Data records:
## Start
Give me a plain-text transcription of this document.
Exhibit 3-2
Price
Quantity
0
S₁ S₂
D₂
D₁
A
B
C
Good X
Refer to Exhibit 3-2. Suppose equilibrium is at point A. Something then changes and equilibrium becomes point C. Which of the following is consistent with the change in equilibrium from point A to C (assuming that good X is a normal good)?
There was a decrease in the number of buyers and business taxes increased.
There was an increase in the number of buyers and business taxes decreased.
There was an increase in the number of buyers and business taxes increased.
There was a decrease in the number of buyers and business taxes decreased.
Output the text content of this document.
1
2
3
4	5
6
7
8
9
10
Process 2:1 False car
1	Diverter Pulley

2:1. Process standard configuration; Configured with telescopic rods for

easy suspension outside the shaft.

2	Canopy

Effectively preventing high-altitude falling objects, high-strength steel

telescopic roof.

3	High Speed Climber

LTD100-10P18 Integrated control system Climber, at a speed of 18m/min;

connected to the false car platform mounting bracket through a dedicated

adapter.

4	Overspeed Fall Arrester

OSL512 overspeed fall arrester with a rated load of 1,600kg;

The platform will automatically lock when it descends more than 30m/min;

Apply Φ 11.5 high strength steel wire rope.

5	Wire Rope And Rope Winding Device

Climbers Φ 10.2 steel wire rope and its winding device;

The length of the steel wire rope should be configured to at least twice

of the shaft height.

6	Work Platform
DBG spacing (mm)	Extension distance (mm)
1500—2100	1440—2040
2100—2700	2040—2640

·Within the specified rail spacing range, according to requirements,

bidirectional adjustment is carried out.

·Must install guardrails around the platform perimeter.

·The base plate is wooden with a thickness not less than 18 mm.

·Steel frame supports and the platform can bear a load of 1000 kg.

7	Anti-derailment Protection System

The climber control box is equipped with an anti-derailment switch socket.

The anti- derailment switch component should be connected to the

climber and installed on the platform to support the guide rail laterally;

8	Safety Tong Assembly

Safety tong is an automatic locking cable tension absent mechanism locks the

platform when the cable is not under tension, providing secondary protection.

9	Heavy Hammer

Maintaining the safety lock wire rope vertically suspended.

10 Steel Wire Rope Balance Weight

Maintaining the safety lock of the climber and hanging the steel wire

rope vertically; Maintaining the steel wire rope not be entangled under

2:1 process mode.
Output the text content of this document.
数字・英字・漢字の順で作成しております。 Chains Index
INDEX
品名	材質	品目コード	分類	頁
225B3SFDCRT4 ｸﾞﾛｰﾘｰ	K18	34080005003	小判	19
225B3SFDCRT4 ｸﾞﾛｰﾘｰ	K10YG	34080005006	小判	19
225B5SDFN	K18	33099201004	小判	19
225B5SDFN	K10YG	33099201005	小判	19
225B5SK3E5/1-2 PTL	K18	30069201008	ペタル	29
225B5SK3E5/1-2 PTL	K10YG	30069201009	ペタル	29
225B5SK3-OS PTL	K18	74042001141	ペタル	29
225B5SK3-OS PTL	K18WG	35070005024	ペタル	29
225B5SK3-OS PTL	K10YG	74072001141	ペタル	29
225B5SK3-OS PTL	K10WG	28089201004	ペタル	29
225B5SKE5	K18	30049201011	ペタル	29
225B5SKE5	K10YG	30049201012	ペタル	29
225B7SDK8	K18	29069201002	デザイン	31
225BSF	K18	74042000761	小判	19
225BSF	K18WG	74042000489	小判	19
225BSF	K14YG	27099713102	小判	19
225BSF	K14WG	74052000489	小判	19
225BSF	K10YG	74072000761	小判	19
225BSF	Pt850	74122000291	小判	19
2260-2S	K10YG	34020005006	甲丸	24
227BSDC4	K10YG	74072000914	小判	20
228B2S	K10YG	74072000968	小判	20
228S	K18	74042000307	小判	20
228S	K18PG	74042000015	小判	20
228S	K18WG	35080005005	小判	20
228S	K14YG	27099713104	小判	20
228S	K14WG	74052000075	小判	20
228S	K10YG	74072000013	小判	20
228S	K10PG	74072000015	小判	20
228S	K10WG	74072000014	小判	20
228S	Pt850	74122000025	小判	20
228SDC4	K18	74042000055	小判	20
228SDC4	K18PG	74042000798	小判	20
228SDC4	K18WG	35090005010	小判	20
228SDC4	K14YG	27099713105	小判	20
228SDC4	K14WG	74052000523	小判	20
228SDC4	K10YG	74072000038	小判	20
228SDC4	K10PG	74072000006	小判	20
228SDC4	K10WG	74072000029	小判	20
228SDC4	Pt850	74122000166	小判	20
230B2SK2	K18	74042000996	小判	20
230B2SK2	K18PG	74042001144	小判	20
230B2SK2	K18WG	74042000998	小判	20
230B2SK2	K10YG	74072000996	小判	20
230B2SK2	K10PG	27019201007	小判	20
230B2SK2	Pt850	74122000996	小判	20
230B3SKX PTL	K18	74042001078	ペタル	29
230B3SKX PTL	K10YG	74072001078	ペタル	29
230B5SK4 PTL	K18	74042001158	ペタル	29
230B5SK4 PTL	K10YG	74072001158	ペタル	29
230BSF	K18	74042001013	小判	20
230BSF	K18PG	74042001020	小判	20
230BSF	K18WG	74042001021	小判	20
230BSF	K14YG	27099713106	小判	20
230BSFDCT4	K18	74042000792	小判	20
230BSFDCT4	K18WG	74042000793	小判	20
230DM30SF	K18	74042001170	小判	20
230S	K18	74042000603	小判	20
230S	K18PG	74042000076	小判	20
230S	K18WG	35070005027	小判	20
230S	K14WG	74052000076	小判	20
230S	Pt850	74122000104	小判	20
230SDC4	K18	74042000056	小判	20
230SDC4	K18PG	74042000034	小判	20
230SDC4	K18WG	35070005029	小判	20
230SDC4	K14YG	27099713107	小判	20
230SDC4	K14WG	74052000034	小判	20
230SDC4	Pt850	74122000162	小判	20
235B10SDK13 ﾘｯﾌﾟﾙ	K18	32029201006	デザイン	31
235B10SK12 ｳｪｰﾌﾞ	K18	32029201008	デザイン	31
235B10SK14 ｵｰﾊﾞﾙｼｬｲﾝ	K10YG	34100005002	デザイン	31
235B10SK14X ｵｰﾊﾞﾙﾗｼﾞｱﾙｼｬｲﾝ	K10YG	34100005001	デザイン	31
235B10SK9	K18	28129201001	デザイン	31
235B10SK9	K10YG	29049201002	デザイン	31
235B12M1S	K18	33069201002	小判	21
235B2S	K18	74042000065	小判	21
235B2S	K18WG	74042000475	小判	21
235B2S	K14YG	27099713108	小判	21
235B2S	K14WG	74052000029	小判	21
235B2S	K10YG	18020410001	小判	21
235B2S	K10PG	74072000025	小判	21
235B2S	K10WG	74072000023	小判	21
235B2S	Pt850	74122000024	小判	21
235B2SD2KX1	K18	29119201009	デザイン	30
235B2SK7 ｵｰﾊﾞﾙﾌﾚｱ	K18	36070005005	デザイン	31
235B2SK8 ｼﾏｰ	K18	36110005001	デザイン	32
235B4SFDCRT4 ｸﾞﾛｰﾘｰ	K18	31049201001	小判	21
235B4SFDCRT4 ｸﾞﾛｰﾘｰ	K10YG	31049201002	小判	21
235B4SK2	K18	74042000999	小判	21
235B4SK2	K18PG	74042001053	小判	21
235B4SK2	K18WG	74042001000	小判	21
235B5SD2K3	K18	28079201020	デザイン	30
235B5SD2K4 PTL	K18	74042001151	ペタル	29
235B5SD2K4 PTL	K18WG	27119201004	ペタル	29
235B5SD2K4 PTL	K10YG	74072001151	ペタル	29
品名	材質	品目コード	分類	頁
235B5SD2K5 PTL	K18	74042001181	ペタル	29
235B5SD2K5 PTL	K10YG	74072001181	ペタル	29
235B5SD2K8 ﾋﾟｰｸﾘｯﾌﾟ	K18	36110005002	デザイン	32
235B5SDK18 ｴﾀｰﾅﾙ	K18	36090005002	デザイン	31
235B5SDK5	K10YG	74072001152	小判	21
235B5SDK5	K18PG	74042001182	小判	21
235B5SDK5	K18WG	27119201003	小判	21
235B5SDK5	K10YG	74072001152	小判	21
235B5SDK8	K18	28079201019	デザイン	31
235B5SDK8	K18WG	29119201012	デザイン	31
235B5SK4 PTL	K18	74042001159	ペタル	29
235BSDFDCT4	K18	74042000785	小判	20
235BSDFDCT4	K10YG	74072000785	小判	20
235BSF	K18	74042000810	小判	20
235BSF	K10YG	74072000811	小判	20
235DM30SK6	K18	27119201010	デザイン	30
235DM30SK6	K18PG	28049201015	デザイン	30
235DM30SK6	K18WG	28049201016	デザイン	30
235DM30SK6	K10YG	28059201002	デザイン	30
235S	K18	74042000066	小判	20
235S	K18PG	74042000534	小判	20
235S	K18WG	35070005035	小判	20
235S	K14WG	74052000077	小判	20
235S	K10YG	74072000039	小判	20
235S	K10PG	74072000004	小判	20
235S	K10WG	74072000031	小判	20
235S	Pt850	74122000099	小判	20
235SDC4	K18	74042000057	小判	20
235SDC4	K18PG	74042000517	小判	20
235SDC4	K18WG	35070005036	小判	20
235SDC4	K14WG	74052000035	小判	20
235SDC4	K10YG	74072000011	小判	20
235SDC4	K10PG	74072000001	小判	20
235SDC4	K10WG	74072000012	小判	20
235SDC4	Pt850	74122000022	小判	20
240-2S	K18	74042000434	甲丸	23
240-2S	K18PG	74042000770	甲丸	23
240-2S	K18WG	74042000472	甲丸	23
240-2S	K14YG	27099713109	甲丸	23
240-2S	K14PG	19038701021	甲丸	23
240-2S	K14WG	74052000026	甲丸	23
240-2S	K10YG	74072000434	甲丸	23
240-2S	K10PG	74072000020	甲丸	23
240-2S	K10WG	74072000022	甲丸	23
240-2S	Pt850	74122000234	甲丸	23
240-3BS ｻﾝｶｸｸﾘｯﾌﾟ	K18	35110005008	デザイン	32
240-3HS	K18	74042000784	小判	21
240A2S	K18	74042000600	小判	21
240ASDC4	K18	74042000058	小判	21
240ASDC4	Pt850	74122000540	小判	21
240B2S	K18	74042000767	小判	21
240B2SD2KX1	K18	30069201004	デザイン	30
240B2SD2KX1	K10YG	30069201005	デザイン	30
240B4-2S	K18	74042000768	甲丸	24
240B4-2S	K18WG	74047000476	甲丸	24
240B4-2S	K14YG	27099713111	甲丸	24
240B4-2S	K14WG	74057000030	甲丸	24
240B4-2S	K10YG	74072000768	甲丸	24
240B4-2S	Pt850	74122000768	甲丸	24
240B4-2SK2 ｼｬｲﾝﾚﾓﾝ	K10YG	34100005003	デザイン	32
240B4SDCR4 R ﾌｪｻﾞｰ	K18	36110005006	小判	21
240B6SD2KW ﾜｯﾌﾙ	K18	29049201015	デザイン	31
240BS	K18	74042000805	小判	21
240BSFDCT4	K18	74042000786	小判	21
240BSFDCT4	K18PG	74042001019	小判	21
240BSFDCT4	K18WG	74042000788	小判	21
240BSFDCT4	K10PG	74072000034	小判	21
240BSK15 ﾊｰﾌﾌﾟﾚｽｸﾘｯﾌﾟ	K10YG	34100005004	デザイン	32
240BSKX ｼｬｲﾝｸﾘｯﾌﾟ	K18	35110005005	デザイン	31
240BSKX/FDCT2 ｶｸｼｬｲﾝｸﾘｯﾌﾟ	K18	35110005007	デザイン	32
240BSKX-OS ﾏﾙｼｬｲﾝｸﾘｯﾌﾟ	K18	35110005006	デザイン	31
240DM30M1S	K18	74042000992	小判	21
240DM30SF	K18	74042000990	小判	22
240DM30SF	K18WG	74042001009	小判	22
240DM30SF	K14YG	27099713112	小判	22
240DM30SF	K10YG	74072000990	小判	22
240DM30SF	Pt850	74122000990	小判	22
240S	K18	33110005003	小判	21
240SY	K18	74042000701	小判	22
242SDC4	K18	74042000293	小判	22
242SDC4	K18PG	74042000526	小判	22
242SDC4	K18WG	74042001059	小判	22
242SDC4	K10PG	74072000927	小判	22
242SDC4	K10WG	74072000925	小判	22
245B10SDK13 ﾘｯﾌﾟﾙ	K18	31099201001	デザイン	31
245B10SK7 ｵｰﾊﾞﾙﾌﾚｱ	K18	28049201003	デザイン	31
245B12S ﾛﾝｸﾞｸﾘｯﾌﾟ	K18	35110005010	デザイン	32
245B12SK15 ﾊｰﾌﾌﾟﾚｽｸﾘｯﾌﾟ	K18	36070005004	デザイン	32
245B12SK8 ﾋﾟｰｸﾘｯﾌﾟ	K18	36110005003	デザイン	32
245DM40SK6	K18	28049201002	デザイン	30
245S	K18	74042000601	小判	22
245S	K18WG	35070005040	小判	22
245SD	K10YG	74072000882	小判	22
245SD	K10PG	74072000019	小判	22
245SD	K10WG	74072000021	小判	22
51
## End
* _Requirement_
Using the records above, list each line that includes "load".

* _Response to this task_
OSL512 overspeed fall arrester with a rated load of 1,600kg;
·Steel frame supports and the platform can bear a load of 1000 kg.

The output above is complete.